_TRECHO DO TEXTO:_
·····

SONORIZAÇÃO EM QUARTOS DE HOTÉIS E MOTÉIS – UM BREVE APONTAMENTO
É inquestionável que o usuário de uma obra artística deve obter a prévia e expressa autorização do seu titular, sob pena de incorrer em ilícito civil e penal.
E assim ocorre na adaptação de uma obra literária em audiovisual; na inserção de uma obra musical em uma obra cinematográfica ou publicitária; na tradução de uma obra musical, e na execução pública musical que ocorre nos aposentos de hotéis e motéis.
A Lei Autoral de nº 9.610/98 é autoexplicativa:
Art. 29. Depende de autorização prévia e expressa do autor a utilização da obra, por quaisquer modalidades, tais como:
(...)
Art. 68. Sem prévia e expressa autorização do autor ou titular, não poderão ser utilizadas obras teatrais, composições musicais ou lítero-musicais e fonogramas, em representações e execuções públicas. (grifo e destaque nosso)

·····

_TAREFA 1:_
Responda com base no trecho sobre sonorização em hotéis e motéis:
(a) Em que tipos de ilícito incorre quem usa uma obra artística sem a prévia e expressa autorização do titular?
(b) Qual é o número da Lei Autoral citada?
(c) Qual artigo dessa lei trata da utilização de obras em representações e execuções públicas?
_TAREFA 2:_
Digite novamente a parte do trecho sobre sonorização em hotéis e motéis que começa em "SONORIZAÇÃO EM QUARTOS" e segue até "civil e penal.".

_SEÇÃO DE DADOS:_
·····

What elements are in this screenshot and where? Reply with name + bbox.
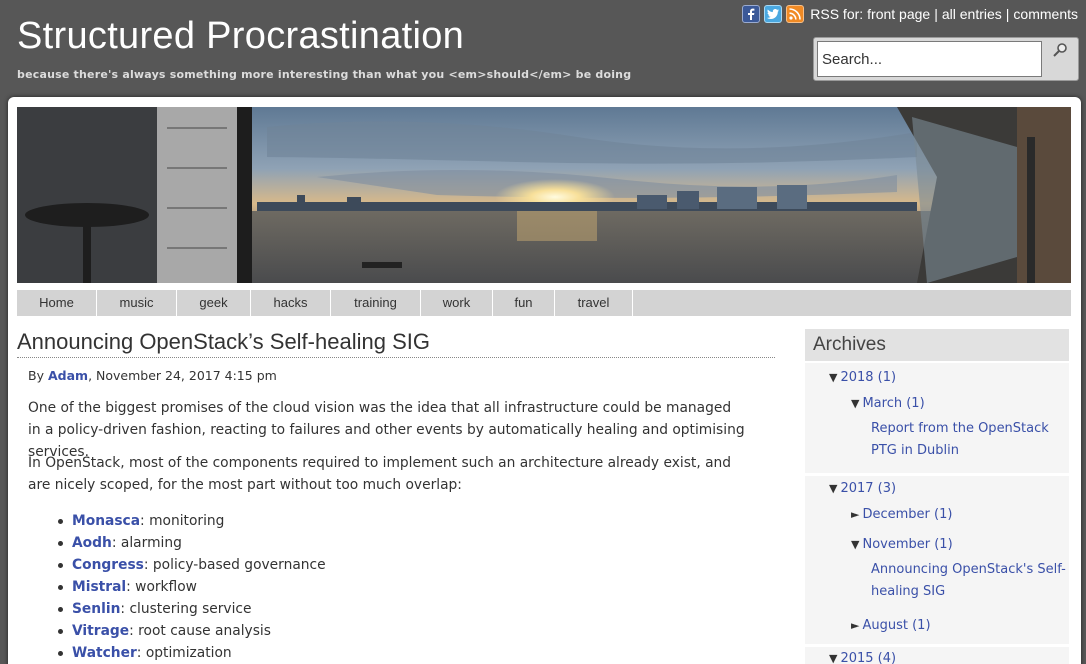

·····

_SOLUÇÃO DO PROBLEMA 1:_
(a) Em ilícito civil e penal.
(b) Lei nº 9.610/98.
(c) O Art. 68.

_SOLUÇÃO DO PROBLEMA 2:_
SONORIZAÇÃO EM QUARTOS DE HOTÉIS E MOTÉIS – UM BREVE APONTAMENTO
É inquestionável que o usuário de uma obra artística deve obter a prévia e expressa autorização do seu titular, sob pena de incorrer em ilícito civil e penal.